**Given request**
Select all lines with the string "Exports" in them, and copy those lines.

**Data provided**
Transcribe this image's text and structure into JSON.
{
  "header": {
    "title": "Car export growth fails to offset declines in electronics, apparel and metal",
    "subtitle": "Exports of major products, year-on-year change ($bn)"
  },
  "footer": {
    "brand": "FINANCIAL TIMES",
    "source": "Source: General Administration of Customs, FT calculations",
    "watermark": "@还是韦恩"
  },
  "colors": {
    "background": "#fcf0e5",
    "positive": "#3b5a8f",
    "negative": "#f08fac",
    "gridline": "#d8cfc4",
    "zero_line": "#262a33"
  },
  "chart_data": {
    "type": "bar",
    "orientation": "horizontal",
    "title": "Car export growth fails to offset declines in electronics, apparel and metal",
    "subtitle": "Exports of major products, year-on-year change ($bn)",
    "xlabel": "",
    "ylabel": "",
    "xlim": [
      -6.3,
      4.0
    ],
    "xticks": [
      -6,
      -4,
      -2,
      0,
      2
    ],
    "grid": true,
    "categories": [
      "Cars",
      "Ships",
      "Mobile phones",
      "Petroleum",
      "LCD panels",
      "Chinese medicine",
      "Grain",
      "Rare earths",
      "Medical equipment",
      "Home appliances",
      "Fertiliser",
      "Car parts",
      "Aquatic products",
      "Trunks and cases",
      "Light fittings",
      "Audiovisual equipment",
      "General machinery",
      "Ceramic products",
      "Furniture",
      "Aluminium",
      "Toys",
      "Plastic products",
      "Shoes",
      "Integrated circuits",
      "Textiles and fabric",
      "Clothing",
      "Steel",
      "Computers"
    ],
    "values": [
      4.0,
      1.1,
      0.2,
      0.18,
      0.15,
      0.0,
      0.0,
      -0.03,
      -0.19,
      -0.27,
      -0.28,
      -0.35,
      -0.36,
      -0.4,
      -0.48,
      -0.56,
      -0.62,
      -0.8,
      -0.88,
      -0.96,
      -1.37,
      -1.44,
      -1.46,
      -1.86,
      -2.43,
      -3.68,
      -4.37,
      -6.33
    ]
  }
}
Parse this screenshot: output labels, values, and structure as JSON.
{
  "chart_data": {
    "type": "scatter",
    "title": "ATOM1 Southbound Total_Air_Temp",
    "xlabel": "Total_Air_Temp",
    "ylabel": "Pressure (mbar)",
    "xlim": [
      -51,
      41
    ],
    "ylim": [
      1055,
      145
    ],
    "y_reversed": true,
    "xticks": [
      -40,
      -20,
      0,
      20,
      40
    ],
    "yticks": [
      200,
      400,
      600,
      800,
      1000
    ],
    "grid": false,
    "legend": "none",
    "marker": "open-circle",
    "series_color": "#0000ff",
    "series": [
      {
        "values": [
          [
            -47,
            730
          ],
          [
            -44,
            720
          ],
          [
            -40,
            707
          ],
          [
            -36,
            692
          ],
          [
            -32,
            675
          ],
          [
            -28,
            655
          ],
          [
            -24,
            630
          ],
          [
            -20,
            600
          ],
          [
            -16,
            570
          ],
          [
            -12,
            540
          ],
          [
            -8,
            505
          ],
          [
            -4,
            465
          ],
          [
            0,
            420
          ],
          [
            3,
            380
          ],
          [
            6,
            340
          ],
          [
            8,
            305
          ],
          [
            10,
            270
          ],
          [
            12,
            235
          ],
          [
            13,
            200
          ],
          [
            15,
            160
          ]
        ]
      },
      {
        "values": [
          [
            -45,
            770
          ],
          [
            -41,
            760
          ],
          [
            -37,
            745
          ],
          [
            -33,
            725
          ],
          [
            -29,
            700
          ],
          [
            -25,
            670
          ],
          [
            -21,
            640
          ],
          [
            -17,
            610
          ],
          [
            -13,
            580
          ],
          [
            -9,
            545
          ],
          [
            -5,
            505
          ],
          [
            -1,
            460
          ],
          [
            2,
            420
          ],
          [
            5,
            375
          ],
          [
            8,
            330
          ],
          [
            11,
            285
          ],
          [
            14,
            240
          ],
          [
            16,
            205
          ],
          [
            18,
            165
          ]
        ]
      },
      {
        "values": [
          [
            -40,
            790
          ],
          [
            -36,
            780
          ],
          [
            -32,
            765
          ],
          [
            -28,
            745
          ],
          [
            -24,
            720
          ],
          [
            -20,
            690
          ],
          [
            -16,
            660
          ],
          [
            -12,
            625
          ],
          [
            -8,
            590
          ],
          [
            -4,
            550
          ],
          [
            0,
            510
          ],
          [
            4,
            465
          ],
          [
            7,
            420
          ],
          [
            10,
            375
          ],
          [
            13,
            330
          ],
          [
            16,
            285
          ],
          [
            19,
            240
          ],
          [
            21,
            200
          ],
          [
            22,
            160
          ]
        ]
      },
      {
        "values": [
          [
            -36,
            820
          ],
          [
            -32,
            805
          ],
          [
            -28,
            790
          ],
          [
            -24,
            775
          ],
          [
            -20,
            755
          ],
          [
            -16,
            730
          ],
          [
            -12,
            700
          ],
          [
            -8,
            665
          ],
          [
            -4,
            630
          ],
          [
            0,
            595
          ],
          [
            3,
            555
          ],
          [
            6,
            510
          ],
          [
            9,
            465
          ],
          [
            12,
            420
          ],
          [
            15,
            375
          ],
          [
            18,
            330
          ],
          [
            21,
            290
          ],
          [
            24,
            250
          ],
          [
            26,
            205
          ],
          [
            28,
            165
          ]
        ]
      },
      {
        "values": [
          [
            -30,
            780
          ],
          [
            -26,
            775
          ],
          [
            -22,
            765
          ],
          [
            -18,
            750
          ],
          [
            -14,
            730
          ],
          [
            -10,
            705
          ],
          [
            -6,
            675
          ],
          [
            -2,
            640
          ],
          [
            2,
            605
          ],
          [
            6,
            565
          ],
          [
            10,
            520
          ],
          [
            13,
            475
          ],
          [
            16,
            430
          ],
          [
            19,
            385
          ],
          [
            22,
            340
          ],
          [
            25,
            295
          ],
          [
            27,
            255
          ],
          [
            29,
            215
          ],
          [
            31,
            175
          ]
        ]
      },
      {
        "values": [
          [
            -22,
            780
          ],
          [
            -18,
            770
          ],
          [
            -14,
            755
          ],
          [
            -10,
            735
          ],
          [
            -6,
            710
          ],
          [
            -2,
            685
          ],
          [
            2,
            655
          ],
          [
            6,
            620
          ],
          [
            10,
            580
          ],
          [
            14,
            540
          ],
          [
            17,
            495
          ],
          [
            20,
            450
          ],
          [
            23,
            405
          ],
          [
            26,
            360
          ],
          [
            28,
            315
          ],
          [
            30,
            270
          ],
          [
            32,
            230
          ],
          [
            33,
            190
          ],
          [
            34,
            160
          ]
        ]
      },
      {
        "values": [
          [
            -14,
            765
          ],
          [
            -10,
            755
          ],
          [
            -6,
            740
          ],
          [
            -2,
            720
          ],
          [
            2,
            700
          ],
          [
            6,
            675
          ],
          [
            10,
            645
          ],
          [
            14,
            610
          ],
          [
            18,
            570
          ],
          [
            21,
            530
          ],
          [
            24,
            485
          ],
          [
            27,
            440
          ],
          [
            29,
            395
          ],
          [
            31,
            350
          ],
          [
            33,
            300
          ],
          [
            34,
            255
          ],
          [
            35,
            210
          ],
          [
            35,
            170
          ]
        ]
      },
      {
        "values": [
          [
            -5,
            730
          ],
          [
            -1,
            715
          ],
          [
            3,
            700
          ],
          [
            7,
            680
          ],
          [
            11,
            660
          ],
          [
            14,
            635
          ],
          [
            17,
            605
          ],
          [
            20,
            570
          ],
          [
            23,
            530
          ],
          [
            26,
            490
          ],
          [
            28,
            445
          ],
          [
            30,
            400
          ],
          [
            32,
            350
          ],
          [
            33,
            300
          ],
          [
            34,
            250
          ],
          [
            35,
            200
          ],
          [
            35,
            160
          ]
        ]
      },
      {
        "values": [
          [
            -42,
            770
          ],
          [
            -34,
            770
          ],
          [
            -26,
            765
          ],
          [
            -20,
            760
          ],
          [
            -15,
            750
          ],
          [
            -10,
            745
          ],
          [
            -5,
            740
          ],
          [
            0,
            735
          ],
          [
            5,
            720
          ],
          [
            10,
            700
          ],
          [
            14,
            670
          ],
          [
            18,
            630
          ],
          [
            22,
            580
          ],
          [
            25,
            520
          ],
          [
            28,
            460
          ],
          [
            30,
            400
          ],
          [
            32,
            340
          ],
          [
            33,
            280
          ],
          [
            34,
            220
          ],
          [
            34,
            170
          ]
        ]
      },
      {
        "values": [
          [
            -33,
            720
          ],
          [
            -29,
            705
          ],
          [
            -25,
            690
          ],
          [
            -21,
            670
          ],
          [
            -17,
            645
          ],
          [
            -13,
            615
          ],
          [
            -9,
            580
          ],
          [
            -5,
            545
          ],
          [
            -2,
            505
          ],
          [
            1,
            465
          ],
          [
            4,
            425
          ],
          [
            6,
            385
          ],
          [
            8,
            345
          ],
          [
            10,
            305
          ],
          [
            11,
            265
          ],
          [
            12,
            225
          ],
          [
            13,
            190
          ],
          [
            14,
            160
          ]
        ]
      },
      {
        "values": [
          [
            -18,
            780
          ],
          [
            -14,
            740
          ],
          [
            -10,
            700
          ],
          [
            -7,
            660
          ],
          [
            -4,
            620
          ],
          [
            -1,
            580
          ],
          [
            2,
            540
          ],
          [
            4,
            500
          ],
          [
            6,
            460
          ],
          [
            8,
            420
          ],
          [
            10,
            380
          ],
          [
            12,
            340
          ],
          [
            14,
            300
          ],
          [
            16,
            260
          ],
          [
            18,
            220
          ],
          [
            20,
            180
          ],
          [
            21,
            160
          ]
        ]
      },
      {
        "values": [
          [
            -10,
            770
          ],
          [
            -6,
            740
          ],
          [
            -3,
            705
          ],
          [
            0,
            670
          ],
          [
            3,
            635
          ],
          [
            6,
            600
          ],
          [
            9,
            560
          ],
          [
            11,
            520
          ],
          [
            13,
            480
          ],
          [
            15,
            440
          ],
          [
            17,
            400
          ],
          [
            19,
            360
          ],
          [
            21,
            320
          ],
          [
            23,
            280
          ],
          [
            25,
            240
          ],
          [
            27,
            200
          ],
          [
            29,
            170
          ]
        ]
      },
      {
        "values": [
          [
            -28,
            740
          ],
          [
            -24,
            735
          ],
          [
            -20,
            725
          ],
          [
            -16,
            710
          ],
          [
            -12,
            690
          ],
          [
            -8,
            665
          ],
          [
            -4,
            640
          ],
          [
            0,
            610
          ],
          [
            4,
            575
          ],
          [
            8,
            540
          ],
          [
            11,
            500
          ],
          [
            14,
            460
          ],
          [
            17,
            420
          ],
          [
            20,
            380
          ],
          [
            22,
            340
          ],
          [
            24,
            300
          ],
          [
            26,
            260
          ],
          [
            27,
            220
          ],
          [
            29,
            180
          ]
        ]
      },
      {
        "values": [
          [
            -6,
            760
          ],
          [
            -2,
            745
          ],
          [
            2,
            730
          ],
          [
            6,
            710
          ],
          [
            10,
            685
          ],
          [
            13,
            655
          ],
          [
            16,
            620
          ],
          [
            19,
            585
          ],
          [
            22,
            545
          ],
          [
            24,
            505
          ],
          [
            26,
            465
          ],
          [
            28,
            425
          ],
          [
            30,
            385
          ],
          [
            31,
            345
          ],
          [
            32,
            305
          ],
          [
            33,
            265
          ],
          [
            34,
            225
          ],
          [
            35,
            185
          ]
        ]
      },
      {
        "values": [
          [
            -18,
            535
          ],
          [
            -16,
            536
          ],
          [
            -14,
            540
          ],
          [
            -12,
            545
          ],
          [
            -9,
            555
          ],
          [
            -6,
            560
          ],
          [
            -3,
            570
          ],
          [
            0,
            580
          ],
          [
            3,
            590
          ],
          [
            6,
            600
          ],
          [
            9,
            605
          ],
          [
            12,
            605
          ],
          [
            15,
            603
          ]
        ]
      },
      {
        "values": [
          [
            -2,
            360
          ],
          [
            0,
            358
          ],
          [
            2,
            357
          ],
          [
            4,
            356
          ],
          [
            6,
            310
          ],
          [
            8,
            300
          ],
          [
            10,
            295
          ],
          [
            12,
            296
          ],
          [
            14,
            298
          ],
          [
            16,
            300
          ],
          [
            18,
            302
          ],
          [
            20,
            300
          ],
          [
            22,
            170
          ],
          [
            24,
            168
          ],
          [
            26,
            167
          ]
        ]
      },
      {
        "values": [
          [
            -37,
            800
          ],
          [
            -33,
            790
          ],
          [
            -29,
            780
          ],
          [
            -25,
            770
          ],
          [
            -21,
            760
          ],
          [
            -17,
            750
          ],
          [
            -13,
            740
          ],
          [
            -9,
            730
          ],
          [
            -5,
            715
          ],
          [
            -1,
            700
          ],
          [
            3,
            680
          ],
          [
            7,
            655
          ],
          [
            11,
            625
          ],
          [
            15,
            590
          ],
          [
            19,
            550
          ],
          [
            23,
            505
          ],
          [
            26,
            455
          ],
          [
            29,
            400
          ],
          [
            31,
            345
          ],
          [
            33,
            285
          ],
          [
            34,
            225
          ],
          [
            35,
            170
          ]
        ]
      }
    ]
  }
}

**Final result**
    "subtitle": "Exports of major products, year-on-year change ($bn)"
    "subtitle": "Exports of major products, year-on-year change ($bn)",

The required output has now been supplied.